• _Request 1_:
Could you repeat the records word for word, everything from the very start of the records down to the line containing "bullet-icon: • xyxy=(180,199,188,221)", with both of those ends included?

The Upper Zakum field is run by ZADCO, 60% owned by ADNOC with the Japanese Oil Development Co. and ExxonMobil holding the remaining stakes.
The largest onshore oil fields are operated by ADCO. ADCO operates the Bu Hasa oil field, which produces as much as 600,000 barrels per day, as well as the Murban Bab, Sahil, Asab, and Shah oil fields, contributing another 705,000 bpd of light, sweet crude.
The Qusahwira and Bab fields are under development by ADCO, adding 250,000 bpd by 2014. ADCO will also redevelop Bida al-Qemzan, adding 20,000 bpd to its current production of 225,000 bpd by Q3 2012.
These projects are components of a plan to boost ADCO’s aggregate production to 1.8 million bpd from its current 1.4 million bpd by 2017.
ADMA-OPCO operates the main offshore assets in Abu Dhabi, which have been in redevelopment to
maximise output. The Umm Shaif and Lower Zakum offshore oil fields have a capacity of 520,000 bpd combined, although after an expansion at each they will have a production capacity of 425,000 bpd and 300,000 bpd, respectively.
Two new oil fields have also come into development: Nasr and Umm al-Lulu. These will add a further 170,000 bpd capacity by 2018, and are providing the local EPC and fabrication markets with a slew of new work.
Dubai and Sharjah produce relatively minor amounts of crude oil.
Despite causing something of a global stir with an announcement in 2010 that the Dubai had struck upon a major discovery, no further details have since come to light.
Dubai is widely thought to produce around 100,000 barrels per day from four separate fields, the older and more abundant Fateh and Southwest Fateh oil fields, with extra production from the Falah and Rashid fields.
Sharjah’s only significant oil field is the Mubarak field, which produces 60,000 bpd.
Sharjah-based Crescent Petroleum operated this field for 35 years before handing control to the government back in December 2009.

• _Request 2_:
Can you quote the oil fields passage, everything from "These projects are" down to "of crude oil."?

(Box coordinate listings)
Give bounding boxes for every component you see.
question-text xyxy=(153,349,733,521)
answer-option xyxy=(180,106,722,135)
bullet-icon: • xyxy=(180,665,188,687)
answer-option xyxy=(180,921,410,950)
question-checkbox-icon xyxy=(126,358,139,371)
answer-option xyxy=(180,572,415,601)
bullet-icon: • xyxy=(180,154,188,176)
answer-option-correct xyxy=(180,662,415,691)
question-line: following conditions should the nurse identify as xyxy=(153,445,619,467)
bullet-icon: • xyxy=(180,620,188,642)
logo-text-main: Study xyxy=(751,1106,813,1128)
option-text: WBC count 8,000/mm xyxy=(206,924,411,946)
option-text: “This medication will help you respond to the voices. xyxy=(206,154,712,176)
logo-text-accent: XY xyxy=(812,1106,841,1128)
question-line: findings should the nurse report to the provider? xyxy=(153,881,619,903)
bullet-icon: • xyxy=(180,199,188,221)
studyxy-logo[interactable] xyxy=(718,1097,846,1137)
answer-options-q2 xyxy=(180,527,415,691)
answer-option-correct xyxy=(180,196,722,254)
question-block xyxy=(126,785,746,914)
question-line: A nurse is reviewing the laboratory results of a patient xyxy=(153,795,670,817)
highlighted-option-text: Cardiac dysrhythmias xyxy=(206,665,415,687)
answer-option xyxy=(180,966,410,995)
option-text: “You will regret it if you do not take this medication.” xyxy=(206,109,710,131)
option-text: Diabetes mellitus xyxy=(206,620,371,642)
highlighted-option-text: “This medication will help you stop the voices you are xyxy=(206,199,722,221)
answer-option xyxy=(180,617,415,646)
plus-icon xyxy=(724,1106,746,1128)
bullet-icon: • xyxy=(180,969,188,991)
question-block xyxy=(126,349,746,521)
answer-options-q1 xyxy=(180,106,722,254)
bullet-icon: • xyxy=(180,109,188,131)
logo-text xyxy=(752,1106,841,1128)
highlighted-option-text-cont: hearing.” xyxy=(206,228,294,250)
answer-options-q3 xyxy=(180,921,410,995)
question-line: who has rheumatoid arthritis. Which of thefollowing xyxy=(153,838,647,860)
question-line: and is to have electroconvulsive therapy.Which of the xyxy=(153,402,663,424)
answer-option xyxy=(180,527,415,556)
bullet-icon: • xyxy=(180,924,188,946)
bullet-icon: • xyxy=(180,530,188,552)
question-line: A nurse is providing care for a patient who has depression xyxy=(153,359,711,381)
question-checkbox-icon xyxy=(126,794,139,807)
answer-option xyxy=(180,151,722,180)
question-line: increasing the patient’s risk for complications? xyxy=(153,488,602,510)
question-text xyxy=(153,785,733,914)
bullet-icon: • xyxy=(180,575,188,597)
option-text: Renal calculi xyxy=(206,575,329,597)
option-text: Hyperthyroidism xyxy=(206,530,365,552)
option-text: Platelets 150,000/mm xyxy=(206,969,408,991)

• _Task response 1_:
Give bounding boxes for every component you see.
question-text xyxy=(153,349,733,521)
answer-option xyxy=(180,106,722,135)
bullet-icon: • xyxy=(180,665,188,687)
answer-option xyxy=(180,921,410,950)
question-checkbox-icon xyxy=(126,358,139,371)
answer-option xyxy=(180,572,415,601)
bullet-icon: • xyxy=(180,154,188,176)
answer-option-correct xyxy=(180,662,415,691)
question-line: following conditions should the nurse identify as xyxy=(153,445,619,467)
bullet-icon: • xyxy=(180,620,188,642)
logo-text-main: Study xyxy=(751,1106,813,1128)
option-text: WBC count 8,000/mm xyxy=(206,924,411,946)
option-text: “This medication will help you respond to the voices. xyxy=(206,154,712,176)
logo-text-accent: XY xyxy=(812,1106,841,1128)
question-line: findings should the nurse report to the provider? xyxy=(153,881,619,903)
bullet-icon: • xyxy=(180,199,188,221)

• _Task response 2_:
These projects are components of a plan to boost ADCO’s aggregate production to 1.8 million bpd from its current 1.4 million bpd by 2017.
ADMA-OPCO operates the main offshore assets in Abu Dhabi, which have been in redevelopment to
maximise output. The Umm Shaif and Lower Zakum offshore oil fields have a capacity of 520,000 bpd combined, although after an expansion at each they will have a production capacity of 425,000 bpd and 300,000 bpd, respectively.
Two new oil fields have also come into development: Nasr and Umm al-Lulu. These will add a further 170,000 bpd capacity by 2018, and are providing the local EPC and fabrication markets with a slew of new work.
Dubai and Sharjah produce relatively minor amounts of crude oil.